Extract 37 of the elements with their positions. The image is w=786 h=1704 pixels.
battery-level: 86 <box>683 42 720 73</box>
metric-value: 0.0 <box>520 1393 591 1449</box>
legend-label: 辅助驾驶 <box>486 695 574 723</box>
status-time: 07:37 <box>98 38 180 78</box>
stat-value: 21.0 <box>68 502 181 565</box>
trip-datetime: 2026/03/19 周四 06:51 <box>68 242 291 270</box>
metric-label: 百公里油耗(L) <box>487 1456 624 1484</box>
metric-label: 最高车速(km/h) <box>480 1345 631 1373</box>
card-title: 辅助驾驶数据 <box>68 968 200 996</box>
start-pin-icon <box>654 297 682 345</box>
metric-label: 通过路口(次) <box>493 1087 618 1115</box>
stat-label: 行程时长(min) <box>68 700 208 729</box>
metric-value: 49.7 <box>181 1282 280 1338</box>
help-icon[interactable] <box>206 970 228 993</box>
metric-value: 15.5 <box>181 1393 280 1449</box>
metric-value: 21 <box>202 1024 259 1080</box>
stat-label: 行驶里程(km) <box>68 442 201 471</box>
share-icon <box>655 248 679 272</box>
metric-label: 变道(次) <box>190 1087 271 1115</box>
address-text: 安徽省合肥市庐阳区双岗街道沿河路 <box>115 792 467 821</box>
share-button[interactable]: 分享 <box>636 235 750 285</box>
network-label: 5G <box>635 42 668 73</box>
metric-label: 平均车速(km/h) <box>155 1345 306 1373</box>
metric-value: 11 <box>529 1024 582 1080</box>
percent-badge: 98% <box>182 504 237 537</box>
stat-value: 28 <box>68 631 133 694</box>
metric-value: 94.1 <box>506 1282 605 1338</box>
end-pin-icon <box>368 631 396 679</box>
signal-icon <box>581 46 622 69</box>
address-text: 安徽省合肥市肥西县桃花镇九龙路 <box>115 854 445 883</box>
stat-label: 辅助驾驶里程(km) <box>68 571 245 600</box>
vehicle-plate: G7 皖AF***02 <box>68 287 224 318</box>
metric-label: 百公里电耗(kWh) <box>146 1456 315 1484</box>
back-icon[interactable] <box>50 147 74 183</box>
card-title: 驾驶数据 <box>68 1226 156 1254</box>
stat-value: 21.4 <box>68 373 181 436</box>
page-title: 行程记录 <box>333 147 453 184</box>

========

## [Aim of the exercise]
Copy out every one of the entries above line for line, changing nothing.

## [Task solution]
Extract 37 of the elements with their positions. The image is w=786 h=1704 pixels.
battery-level: 86 <box>683 42 720 73</box>
metric-value: 0.0 <box>520 1393 591 1449</box>
legend-label: 辅助驾驶 <box>486 695 574 723</box>
status-time: 07:37 <box>98 38 180 78</box>
stat-value: 21.0 <box>68 502 181 565</box>
trip-datetime: 2026/03/19 周四 06:51 <box>68 242 291 270</box>
metric-label: 百公里油耗(L) <box>487 1456 624 1484</box>
metric-label: 最高车速(km/h) <box>480 1345 631 1373</box>
card-title: 辅助驾驶数据 <box>68 968 200 996</box>
start-pin-icon <box>654 297 682 345</box>
metric-label: 通过路口(次) <box>493 1087 618 1115</box>
stat-label: 行程时长(min) <box>68 700 208 729</box>
metric-value: 49.7 <box>181 1282 280 1338</box>
help-icon[interactable] <box>206 970 228 993</box>
metric-value: 15.5 <box>181 1393 280 1449</box>
metric-value: 21 <box>202 1024 259 1080</box>
stat-label: 行驶里程(km) <box>68 442 201 471</box>
share-icon <box>655 248 679 272</box>
metric-label: 变道(次) <box>190 1087 271 1115</box>
address-text: 安徽省合肥市庐阳区双岗街道沿河路 <box>115 792 467 821</box>
share-button[interactable]: 分享 <box>636 235 750 285</box>
network-label: 5G <box>635 42 668 73</box>
metric-label: 平均车速(km/h) <box>155 1345 306 1373</box>
metric-value: 11 <box>529 1024 582 1080</box>
percent-badge: 98% <box>182 504 237 537</box>
stat-value: 28 <box>68 631 133 694</box>
metric-value: 94.1 <box>506 1282 605 1338</box>
end-pin-icon <box>368 631 396 679</box>
signal-icon <box>581 46 622 69</box>
address-text: 安徽省合肥市肥西县桃花镇九龙路 <box>115 854 445 883</box>
stat-label: 辅助驾驶里程(km) <box>68 571 245 600</box>
vehicle-plate: G7 皖AF***02 <box>68 287 224 318</box>
metric-label: 百公里电耗(kWh) <box>146 1456 315 1484</box>
back-icon[interactable] <box>50 147 74 183</box>
card-title: 驾驶数据 <box>68 1226 156 1254</box>
stat-value: 21.4 <box>68 373 181 436</box>
page-title: 行程记录 <box>333 147 453 184</box>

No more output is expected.